— Begin DATASET EXTRACT —

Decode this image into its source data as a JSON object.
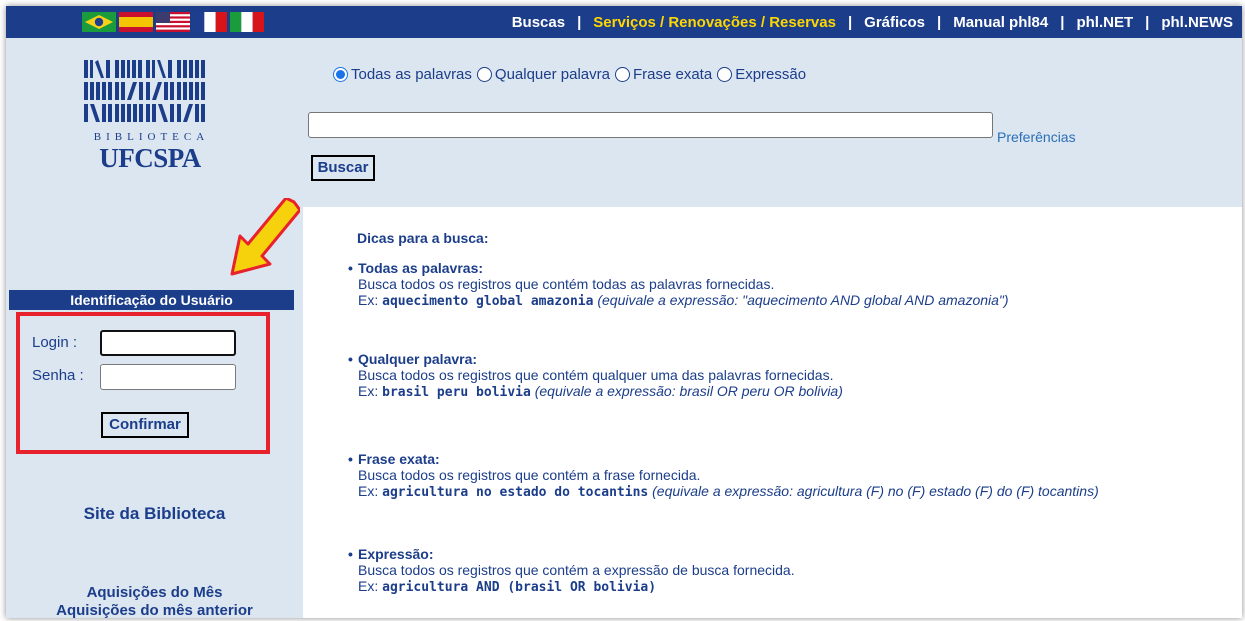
{
  "nav": {
    "flags": [
      "brazil-flag",
      "spain-flag",
      "usa-flag",
      "france-flag",
      "italy-flag"
    ],
    "links": [
      {
        "label": "Buscas",
        "active": false
      },
      {
        "label": "Serviços / Renovações / Reservas",
        "active": true
      },
      {
        "label": "Gráficos",
        "active": false
      },
      {
        "label": "Manual phl84",
        "active": false
      },
      {
        "label": "phl.NET",
        "active": false
      },
      {
        "label": "phl.NEWS",
        "active": false
      }
    ],
    "separator": "|"
  },
  "logo": {
    "subtitle": "BIBLIOTECA",
    "name": "UFCSPA"
  },
  "login": {
    "header": "Identificação do Usuário",
    "login_label": "Login :",
    "password_label": "Senha :",
    "login_value": "",
    "password_value": "",
    "confirm_label": "Confirmar"
  },
  "sidebar_links": {
    "site": "Site da Biblioteca",
    "acq_month": "Aquisições do Mês",
    "acq_prev": "Aquisições do mês anterior"
  },
  "search": {
    "options": [
      {
        "label": "Todas as palavras",
        "checked": true
      },
      {
        "label": "Qualquer palavra",
        "checked": false
      },
      {
        "label": "Frase exata",
        "checked": false
      },
      {
        "label": "Expressão",
        "checked": false
      }
    ],
    "query": "",
    "preferences_label": "Preferências",
    "button_label": "Buscar"
  },
  "tips": {
    "title": "Dicas para a busca:",
    "bullet": "•",
    "items": [
      {
        "title": "Todas as palavras:",
        "desc": "Busca todos os registros que contém todas as palavras fornecidas.",
        "ex_label": "Ex:",
        "example": "aquecimento global amazonia",
        "note": "(equivale a expressão: \"aquecimento AND global AND amazonia\")"
      },
      {
        "title": "Qualquer palavra:",
        "desc": "Busca todos os registros que contém qualquer uma das palavras fornecidas.",
        "ex_label": "Ex:",
        "example": "brasil peru bolivia",
        "note": "(equivale a expressão: brasil OR peru OR bolivia)"
      },
      {
        "title": "Frase exata:",
        "desc": "Busca todos os registros que contém a frase fornecida.",
        "ex_label": "Ex:",
        "example": "agricultura no estado do tocantins",
        "note": "(equivale a expressão: agricultura (F) no (F) estado (F) do (F) tocantins)"
      },
      {
        "title": "Expressão:",
        "desc": "Busca todos os registros que contém a expressão de busca fornecida.",
        "ex_label": "Ex:",
        "example": "agricultura AND (brasil OR bolivia)",
        "note": ""
      }
    ]
  },
  "colors": {
    "brand_blue": "#1b3d8a",
    "panel_bg": "#dce6f1",
    "highlight_red": "#e8222c",
    "active_link": "#ffd700",
    "arrow": "#f5d20b"
  }
}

— End DATASET EXTRACT —

### INSTRUCTIONS TO FOLLOW
From the entries above, output every line exactly and omit any image.

### TASK SOLUTION
Decode this image into its source data as a JSON object.
{
  "nav": {
    "flags": [
      "brazil-flag",
      "spain-flag",
      "usa-flag",
      "france-flag",
      "italy-flag"
    ],
    "links": [
      {
        "label": "Buscas",
        "active": false
      },
      {
        "label": "Serviços / Renovações / Reservas",
        "active": true
      },
      {
        "label": "Gráficos",
        "active": false
      },
      {
        "label": "Manual phl84",
        "active": false
      },
      {
        "label": "phl.NET",
        "active": false
      },
      {
        "label": "phl.NEWS",
        "active": false
      }
    ],
    "separator": "|"
  },
  "logo": {
    "subtitle": "BIBLIOTECA",
    "name": "UFCSPA"
  },
  "login": {
    "header": "Identificação do Usuário",
    "login_label": "Login :",
    "password_label": "Senha :",
    "login_value": "",
    "password_value": "",
    "confirm_label": "Confirmar"
  },
  "sidebar_links": {
    "site": "Site da Biblioteca",
    "acq_month": "Aquisições do Mês",
    "acq_prev": "Aquisições do mês anterior"
  },
  "search": {
    "options": [
      {
        "label": "Todas as palavras",
        "checked": true
      },
      {
        "label": "Qualquer palavra",
        "checked": false
      },
      {
        "label": "Frase exata",
        "checked": false
      },
      {
        "label": "Expressão",
        "checked": false
      }
    ],
    "query": "",
    "preferences_label": "Preferências",
    "button_label": "Buscar"
  },
  "tips": {
    "title": "Dicas para a busca:",
    "bullet": "•",
    "items": [
      {
        "title": "Todas as palavras:",
        "desc": "Busca todos os registros que contém todas as palavras fornecidas.",
        "ex_label": "Ex:",
        "example": "aquecimento global amazonia",
        "note": "(equivale a expressão: \"aquecimento AND global AND amazonia\")"
      },
      {
        "title": "Qualquer palavra:",
        "desc": "Busca todos os registros que contém qualquer uma das palavras fornecidas.",
        "ex_label": "Ex:",
        "example": "brasil peru bolivia",
        "note": "(equivale a expressão: brasil OR peru OR bolivia)"
      },
      {
        "title": "Frase exata:",
        "desc": "Busca todos os registros que contém a frase fornecida.",
        "ex_label": "Ex:",
        "example": "agricultura no estado do tocantins",
        "note": "(equivale a expressão: agricultura (F) no (F) estado (F) do (F) tocantins)"
      },
      {
        "title": "Expressão:",
        "desc": "Busca todos os registros que contém a expressão de busca fornecida.",
        "ex_label": "Ex:",
        "example": "agricultura AND (brasil OR bolivia)",
        "note": ""
      }
    ]
  },
  "colors": {
    "brand_blue": "#1b3d8a",
    "panel_bg": "#dce6f1",
    "highlight_red": "#e8222c",
    "active_link": "#ffd700",
    "arrow": "#f5d20b"
  }
}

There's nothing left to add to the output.